→ ENTRIES SHOWN
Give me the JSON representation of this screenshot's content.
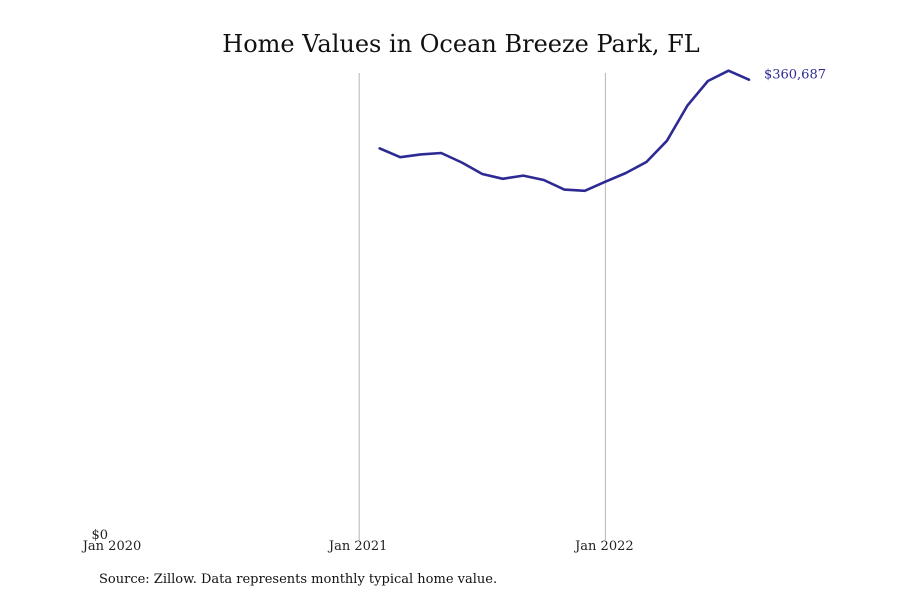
{
  "chart_data": {
    "type": "line",
    "title": "Home Values in Ocean Breeze Park, FL",
    "x_axis": {
      "range": [
        "2020-01",
        "2022-10"
      ],
      "ticks": [
        "2020-01",
        "2021-01",
        "2022-01"
      ],
      "tick_labels": [
        "Jan 2020",
        "Jan 2021",
        "Jan 2022"
      ],
      "gridlines_at": [
        "2021-01",
        "2022-01"
      ]
    },
    "y_axis": {
      "range": [
        0,
        366000
      ],
      "tick_values": [
        0
      ],
      "tick_labels": [
        "$0"
      ]
    },
    "grid": "vertical",
    "series": [
      {
        "color": "#2e2a94",
        "x": [
          "2021-02",
          "2021-03",
          "2021-04",
          "2021-05",
          "2021-06",
          "2021-07",
          "2021-08",
          "2021-09",
          "2021-10",
          "2021-11",
          "2021-12",
          "2022-01",
          "2022-02",
          "2022-03",
          "2022-04",
          "2022-05",
          "2022-06",
          "2022-07",
          "2022-08"
        ],
        "values": [
          305900,
          298900,
          301100,
          302200,
          294600,
          285500,
          281600,
          284200,
          280700,
          273000,
          272100,
          279300,
          286300,
          295000,
          311900,
          340000,
          359600,
          367800,
          360687
        ],
        "end_label": "$360,687"
      }
    ]
  },
  "footer": {
    "source": "Source: Zillow. Data represents monthly typical home value."
  }
}
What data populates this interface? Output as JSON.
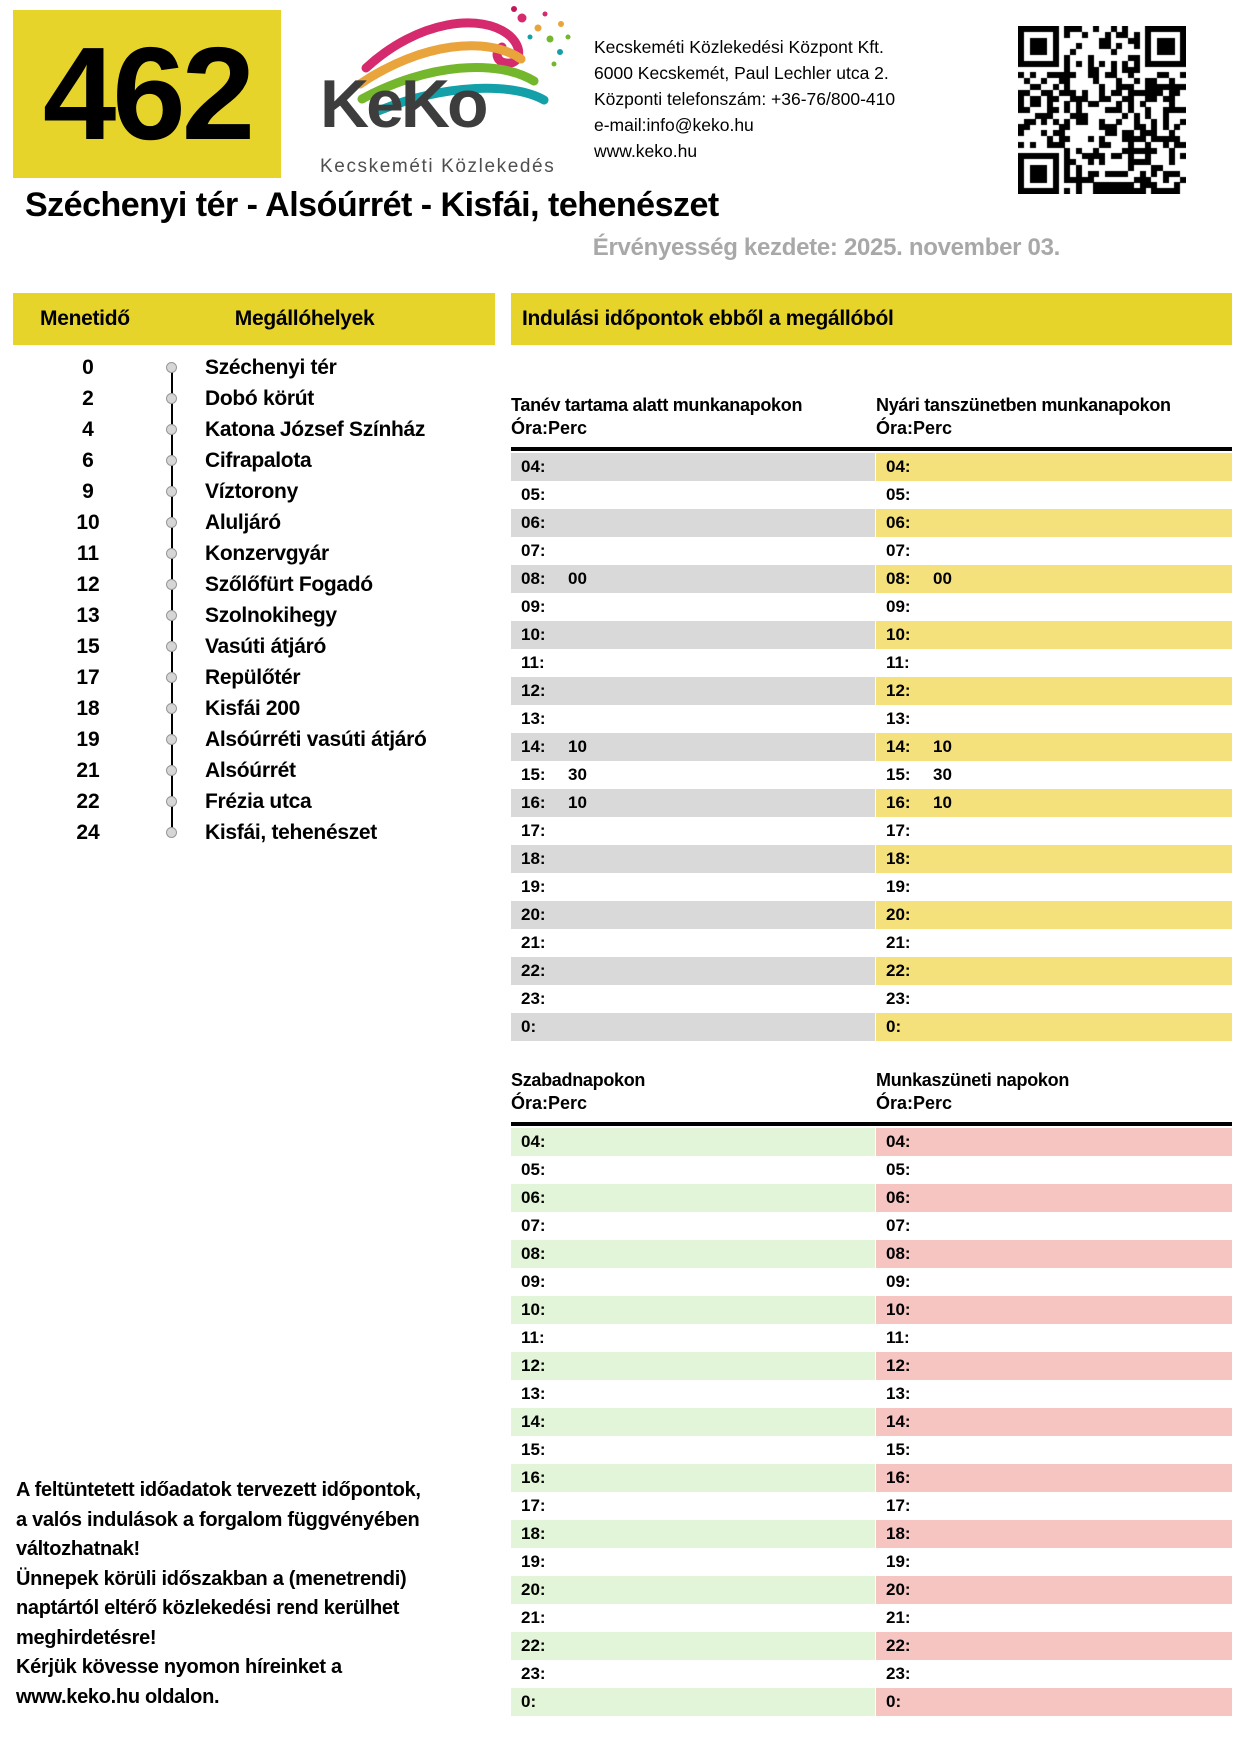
{
  "colors": {
    "accent_yellow": "#e7d42b",
    "stripe_gray": "#d9d9d9",
    "stripe_yellow": "#f4e17c",
    "stripe_green": "#e3f5d8",
    "stripe_pink": "#f6c5c1",
    "validity_gray": "#a8a8a8"
  },
  "badge": {
    "route_number": "462"
  },
  "logo": {
    "name": "KeKo",
    "subtitle": "Kecskeméti Közlekedés"
  },
  "company": {
    "lines": [
      "Kecskeméti Közlekedési Központ Kft.",
      "6000 Kecskemét, Paul Lechler utca 2.",
      "Központi telefonszám: +36-76/800-410",
      "e-mail:info@keko.hu",
      "www.keko.hu"
    ]
  },
  "title": "Széchenyi tér - Alsóúrrét - Kisfái, tehenészet",
  "validity": "Érvényesség kezdete: 2025. november 03.",
  "stops_panel": {
    "col_time": "Menetidő",
    "col_stops": "Megállóhelyek",
    "stops": [
      {
        "min": "0",
        "name": "Széchenyi tér"
      },
      {
        "min": "2",
        "name": "Dobó körút"
      },
      {
        "min": "4",
        "name": "Katona József Színház"
      },
      {
        "min": "6",
        "name": "Cifrapalota"
      },
      {
        "min": "9",
        "name": "Víztorony"
      },
      {
        "min": "10",
        "name": "Aluljáró"
      },
      {
        "min": "11",
        "name": "Konzervgyár"
      },
      {
        "min": "12",
        "name": "Szőlőfürt Fogadó"
      },
      {
        "min": "13",
        "name": "Szolnokihegy"
      },
      {
        "min": "15",
        "name": "Vasúti átjáró"
      },
      {
        "min": "17",
        "name": "Repülőtér"
      },
      {
        "min": "18",
        "name": "Kisfái 200"
      },
      {
        "min": "19",
        "name": "Alsóúrréti vasúti átjáró"
      },
      {
        "min": "21",
        "name": "Alsóúrrét"
      },
      {
        "min": "22",
        "name": "Frézia utca"
      },
      {
        "min": "24",
        "name": "Kisfái, tehenészet"
      }
    ]
  },
  "departures_panel": {
    "header": "Indulási időpontok ebből a megállóból",
    "time_format_label": "Óra:Perc",
    "sections": [
      {
        "title": "Tanév tartama alatt munkanapokon",
        "stripe": "#d9d9d9",
        "rows": [
          {
            "h": "04:",
            "m": ""
          },
          {
            "h": "05:",
            "m": ""
          },
          {
            "h": "06:",
            "m": ""
          },
          {
            "h": "07:",
            "m": ""
          },
          {
            "h": "08:",
            "m": "00"
          },
          {
            "h": "09:",
            "m": ""
          },
          {
            "h": "10:",
            "m": ""
          },
          {
            "h": "11:",
            "m": ""
          },
          {
            "h": "12:",
            "m": ""
          },
          {
            "h": "13:",
            "m": ""
          },
          {
            "h": "14:",
            "m": "10"
          },
          {
            "h": "15:",
            "m": "30"
          },
          {
            "h": "16:",
            "m": "10"
          },
          {
            "h": "17:",
            "m": ""
          },
          {
            "h": "18:",
            "m": ""
          },
          {
            "h": "19:",
            "m": ""
          },
          {
            "h": "20:",
            "m": ""
          },
          {
            "h": "21:",
            "m": ""
          },
          {
            "h": "22:",
            "m": ""
          },
          {
            "h": "23:",
            "m": ""
          },
          {
            "h": "0:",
            "m": ""
          }
        ]
      },
      {
        "title": "Nyári tanszünetben munkanapokon",
        "stripe": "#f4e17c",
        "rows": [
          {
            "h": "04:",
            "m": ""
          },
          {
            "h": "05:",
            "m": ""
          },
          {
            "h": "06:",
            "m": ""
          },
          {
            "h": "07:",
            "m": ""
          },
          {
            "h": "08:",
            "m": "00"
          },
          {
            "h": "09:",
            "m": ""
          },
          {
            "h": "10:",
            "m": ""
          },
          {
            "h": "11:",
            "m": ""
          },
          {
            "h": "12:",
            "m": ""
          },
          {
            "h": "13:",
            "m": ""
          },
          {
            "h": "14:",
            "m": "10"
          },
          {
            "h": "15:",
            "m": "30"
          },
          {
            "h": "16:",
            "m": "10"
          },
          {
            "h": "17:",
            "m": ""
          },
          {
            "h": "18:",
            "m": ""
          },
          {
            "h": "19:",
            "m": ""
          },
          {
            "h": "20:",
            "m": ""
          },
          {
            "h": "21:",
            "m": ""
          },
          {
            "h": "22:",
            "m": ""
          },
          {
            "h": "23:",
            "m": ""
          },
          {
            "h": "0:",
            "m": ""
          }
        ]
      },
      {
        "title": "Szabadnapokon",
        "stripe": "#e3f5d8",
        "rows": [
          {
            "h": "04:",
            "m": ""
          },
          {
            "h": "05:",
            "m": ""
          },
          {
            "h": "06:",
            "m": ""
          },
          {
            "h": "07:",
            "m": ""
          },
          {
            "h": "08:",
            "m": ""
          },
          {
            "h": "09:",
            "m": ""
          },
          {
            "h": "10:",
            "m": ""
          },
          {
            "h": "11:",
            "m": ""
          },
          {
            "h": "12:",
            "m": ""
          },
          {
            "h": "13:",
            "m": ""
          },
          {
            "h": "14:",
            "m": ""
          },
          {
            "h": "15:",
            "m": ""
          },
          {
            "h": "16:",
            "m": ""
          },
          {
            "h": "17:",
            "m": ""
          },
          {
            "h": "18:",
            "m": ""
          },
          {
            "h": "19:",
            "m": ""
          },
          {
            "h": "20:",
            "m": ""
          },
          {
            "h": "21:",
            "m": ""
          },
          {
            "h": "22:",
            "m": ""
          },
          {
            "h": "23:",
            "m": ""
          },
          {
            "h": "0:",
            "m": ""
          }
        ]
      },
      {
        "title": "Munkaszüneti napokon",
        "stripe": "#f6c5c1",
        "rows": [
          {
            "h": "04:",
            "m": ""
          },
          {
            "h": "05:",
            "m": ""
          },
          {
            "h": "06:",
            "m": ""
          },
          {
            "h": "07:",
            "m": ""
          },
          {
            "h": "08:",
            "m": ""
          },
          {
            "h": "09:",
            "m": ""
          },
          {
            "h": "10:",
            "m": ""
          },
          {
            "h": "11:",
            "m": ""
          },
          {
            "h": "12:",
            "m": ""
          },
          {
            "h": "13:",
            "m": ""
          },
          {
            "h": "14:",
            "m": ""
          },
          {
            "h": "15:",
            "m": ""
          },
          {
            "h": "16:",
            "m": ""
          },
          {
            "h": "17:",
            "m": ""
          },
          {
            "h": "18:",
            "m": ""
          },
          {
            "h": "19:",
            "m": ""
          },
          {
            "h": "20:",
            "m": ""
          },
          {
            "h": "21:",
            "m": ""
          },
          {
            "h": "22:",
            "m": ""
          },
          {
            "h": "23:",
            "m": ""
          },
          {
            "h": "0:",
            "m": ""
          }
        ]
      }
    ]
  },
  "disclaimer": {
    "lines": [
      "A feltüntetett időadatok tervezett időpontok,",
      "a valós indulások a forgalom függvényében",
      "változhatnak!",
      "Ünnepek körüli időszakban a (menetrendi)",
      "naptártól eltérő közlekedési rend kerülhet",
      "meghirdetésre!",
      "Kérjük kövesse nyomon híreinket a",
      "www.keko.hu oldalon."
    ]
  }
}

→ JOB
Where a line holds "munkanapokon", copy it out.

→ SOLUTION TO THIS EXERCISE
        "title": "Tanév tartama alatt munkanapokon",
        "title": "Nyári tanszünetben munkanapokon",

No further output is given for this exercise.